§ DO THIS
Below are entries to be transcribed exactly; exclude the pictures from the copy.

-=-=-=-=-

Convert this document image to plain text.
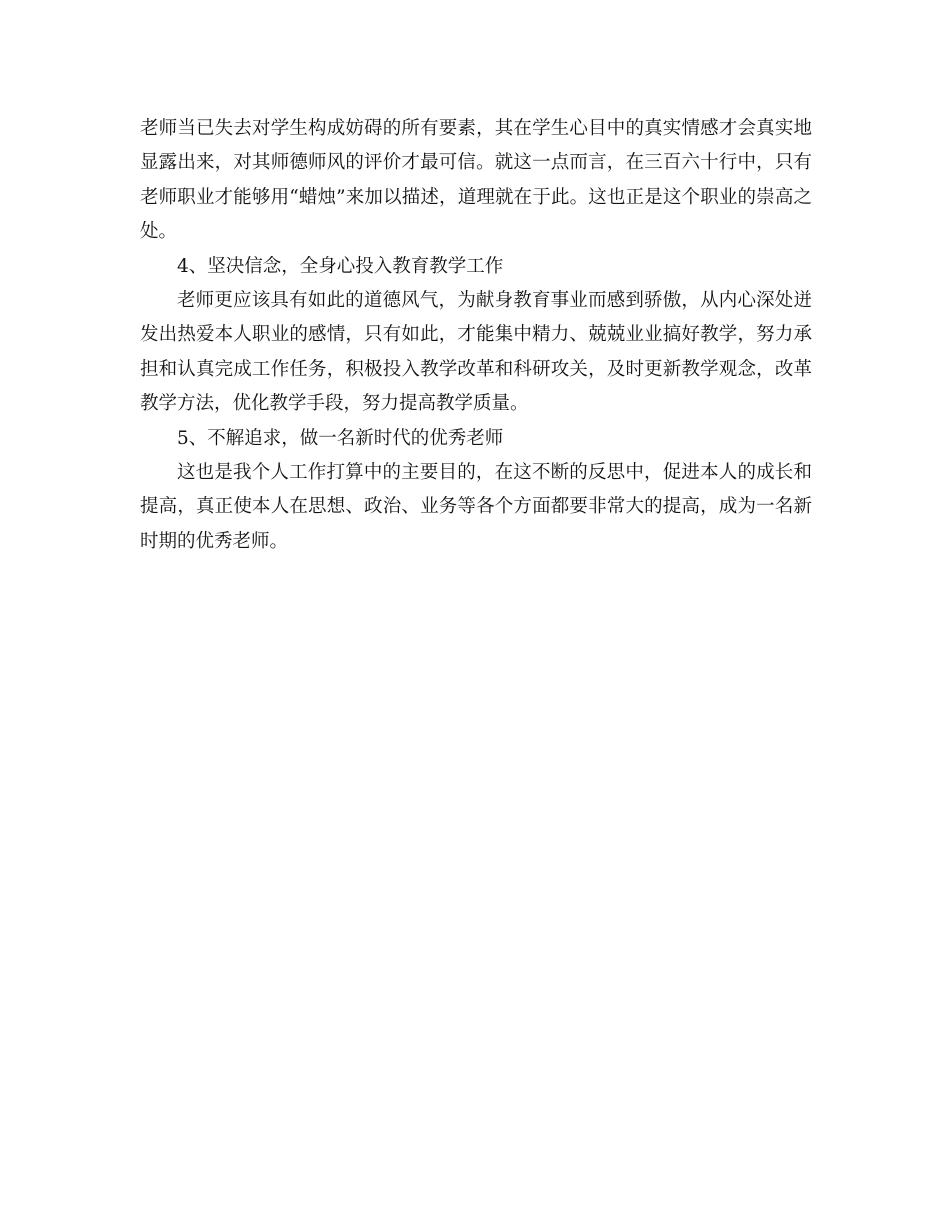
老师当已失去对学生构成妨碍的所有要素，其在学生心目中的真实情感才会真实地显露出来，对其师德师风的评价才最可信。就这一点而言，在三百六十行中，只有老师职业才能够用“蜡烛”来加以描述，道理就在于此。这也正是这个职业的崇高之处。

4、坚决信念，全身心投入教育教学工作

老师更应该具有如此的道德风气，为献身教育事业而感到骄傲，从内心深处迸发出热爱本人职业的感情，只有如此，才能集中精力、兢兢业业搞好教学，努力承担和认真完成工作任务，积极投入教学改革和科研攻关，及时更新教学观念，改革教学方法，优化教学手段，努力提高教学质量。

5、不解追求，做一名新时代的优秀老师

这也是我个人工作打算中的主要目的，在这不断的反思中，促进本人的成长和提高，真正使本人在思想、政治、业务等各个方面都要非常大的提高，成为一名新时期的优秀老师。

-=-=-=-=-

§ OUTPUT BELOW
Convert this document image to plain text.
老师当已失去对学生构成妨碍的所有要素，其在学生心目中的真实情感才会真实地显露出来，对其师德师风的评价才最可信。就这一点而言，在三百六十行中，只有老师职业才能够用“蜡烛”来加以描述，道理就在于此。这也正是这个职业的崇高之处。

4、坚决信念，全身心投入教育教学工作

老师更应该具有如此的道德风气，为献身教育事业而感到骄傲，从内心深处迸发出热爱本人职业的感情，只有如此，才能集中精力、兢兢业业搞好教学，努力承担和认真完成工作任务，积极投入教学改革和科研攻关，及时更新教学观念，改革教学方法，优化教学手段，努力提高教学质量。

5、不解追求，做一名新时代的优秀老师

这也是我个人工作打算中的主要目的，在这不断的反思中，促进本人的成长和提高，真正使本人在思想、政治、业务等各个方面都要非常大的提高，成为一名新时期的优秀老师。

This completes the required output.